==== DATA FOR THIS TASK
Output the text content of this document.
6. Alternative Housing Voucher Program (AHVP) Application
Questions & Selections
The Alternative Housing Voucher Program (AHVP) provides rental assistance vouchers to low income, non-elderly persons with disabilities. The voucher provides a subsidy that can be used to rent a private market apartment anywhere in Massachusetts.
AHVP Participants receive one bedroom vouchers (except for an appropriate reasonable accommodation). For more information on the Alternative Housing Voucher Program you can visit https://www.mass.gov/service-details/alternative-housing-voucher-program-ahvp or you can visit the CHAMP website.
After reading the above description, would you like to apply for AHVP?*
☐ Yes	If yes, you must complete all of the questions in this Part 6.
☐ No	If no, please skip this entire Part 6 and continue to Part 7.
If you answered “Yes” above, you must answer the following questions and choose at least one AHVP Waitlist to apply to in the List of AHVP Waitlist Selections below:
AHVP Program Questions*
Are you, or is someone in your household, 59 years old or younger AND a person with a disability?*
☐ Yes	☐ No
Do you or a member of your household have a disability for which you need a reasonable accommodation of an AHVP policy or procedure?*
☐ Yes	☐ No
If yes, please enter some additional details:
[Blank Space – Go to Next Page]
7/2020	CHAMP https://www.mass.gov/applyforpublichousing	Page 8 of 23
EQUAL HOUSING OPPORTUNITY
========
PROBLEM DESCRIPTION — Reproduce every line of the material above exactly.

TASK SOLUTION —
Output the text content of this document.
6. Alternative Housing Voucher Program (AHVP) Application
Questions & Selections
The Alternative Housing Voucher Program (AHVP) provides rental assistance vouchers to low income, non-elderly persons with disabilities. The voucher provides a subsidy that can be used to rent a private market apartment anywhere in Massachusetts.
AHVP Participants receive one bedroom vouchers (except for an appropriate reasonable accommodation). For more information on the Alternative Housing Voucher Program you can visit https://www.mass.gov/service-details/alternative-housing-voucher-program-ahvp or you can visit the CHAMP website.
After reading the above description, would you like to apply for AHVP?*
☐ Yes	If yes, you must complete all of the questions in this Part 6.
☐ No	If no, please skip this entire Part 6 and continue to Part 7.
If you answered “Yes” above, you must answer the following questions and choose at least one AHVP Waitlist to apply to in the List of AHVP Waitlist Selections below:
AHVP Program Questions*
Are you, or is someone in your household, 59 years old or younger AND a person with a disability?*
☐ Yes	☐ No
Do you or a member of your household have a disability for which you need a reasonable accommodation of an AHVP policy or procedure?*
☐ Yes	☐ No
If yes, please enter some additional details:
[Blank Space – Go to Next Page]
7/2020	CHAMP https://www.mass.gov/applyforpublichousing	Page 8 of 23
EQUAL HOUSING OPPORTUNITY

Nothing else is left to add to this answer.